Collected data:
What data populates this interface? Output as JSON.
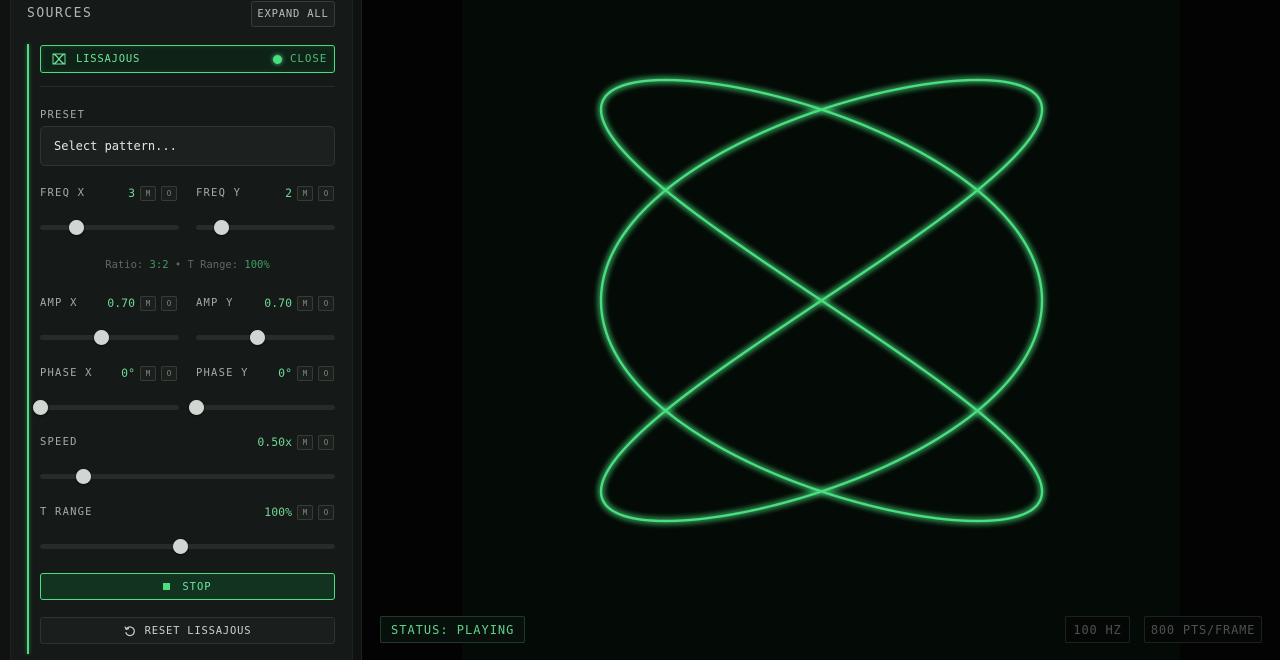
{
  "sidebar": {
    "title": "SOURCES",
    "expand_label": "EXPAND ALL"
  },
  "source": {
    "name": "LISSAJOUS",
    "close_label": "CLOSE",
    "preset": {
      "label": "PRESET",
      "value": "Select pattern..."
    },
    "freq_x": {
      "label": "FREQ X",
      "value": "3",
      "level": 0.26
    },
    "freq_y": {
      "label": "FREQ Y",
      "value": "2",
      "level": 0.18
    },
    "ratio_info": {
      "ratio_label": "Ratio:",
      "ratio_value": "3:2",
      "sep": "•",
      "t_range_label": "T Range:",
      "t_range_value": "100%"
    },
    "amp_x": {
      "label": "AMP X",
      "value": "0.70",
      "level": 0.44
    },
    "amp_y": {
      "label": "AMP Y",
      "value": "0.70",
      "level": 0.44
    },
    "phase_x": {
      "label": "PHASE X",
      "value": "0°",
      "level": 0.0
    },
    "phase_y": {
      "label": "PHASE Y",
      "value": "0°",
      "level": 0.0
    },
    "speed": {
      "label": "SPEED",
      "value": "0.50x",
      "level": 0.145
    },
    "t_range": {
      "label": "T RANGE",
      "value": "100%",
      "level": 0.475
    },
    "mute_label": "M",
    "solo_label": "O",
    "stop_label": "STOP",
    "reset_label": "RESET LISSAJOUS"
  },
  "scope": {
    "status_text": "STATUS: PLAYING",
    "rate_text": "100 HZ",
    "points_text": "800 PTS/FRAME",
    "trace_color": "#4ade80"
  },
  "colors": {
    "accent": "#4ade80",
    "panel_bg": "#151917",
    "scope_bg": "#040a05"
  }
}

AIM: Copy out each line exactly, without the pictures.

CORRECT OUTPUT:
What data populates this interface? Output as JSON.
{
  "sidebar": {
    "title": "SOURCES",
    "expand_label": "EXPAND ALL"
  },
  "source": {
    "name": "LISSAJOUS",
    "close_label": "CLOSE",
    "preset": {
      "label": "PRESET",
      "value": "Select pattern..."
    },
    "freq_x": {
      "label": "FREQ X",
      "value": "3",
      "level": 0.26
    },
    "freq_y": {
      "label": "FREQ Y",
      "value": "2",
      "level": 0.18
    },
    "ratio_info": {
      "ratio_label": "Ratio:",
      "ratio_value": "3:2",
      "sep": "•",
      "t_range_label": "T Range:",
      "t_range_value": "100%"
    },
    "amp_x": {
      "label": "AMP X",
      "value": "0.70",
      "level": 0.44
    },
    "amp_y": {
      "label": "AMP Y",
      "value": "0.70",
      "level": 0.44
    },
    "phase_x": {
      "label": "PHASE X",
      "value": "0°",
      "level": 0.0
    },
    "phase_y": {
      "label": "PHASE Y",
      "value": "0°",
      "level": 0.0
    },
    "speed": {
      "label": "SPEED",
      "value": "0.50x",
      "level": 0.145
    },
    "t_range": {
      "label": "T RANGE",
      "value": "100%",
      "level": 0.475
    },
    "mute_label": "M",
    "solo_label": "O",
    "stop_label": "STOP",
    "reset_label": "RESET LISSAJOUS"
  },
  "scope": {
    "status_text": "STATUS: PLAYING",
    "rate_text": "100 HZ",
    "points_text": "800 PTS/FRAME",
    "trace_color": "#4ade80"
  },
  "colors": {
    "accent": "#4ade80",
    "panel_bg": "#151917",
    "scope_bg": "#040a05"
  }
}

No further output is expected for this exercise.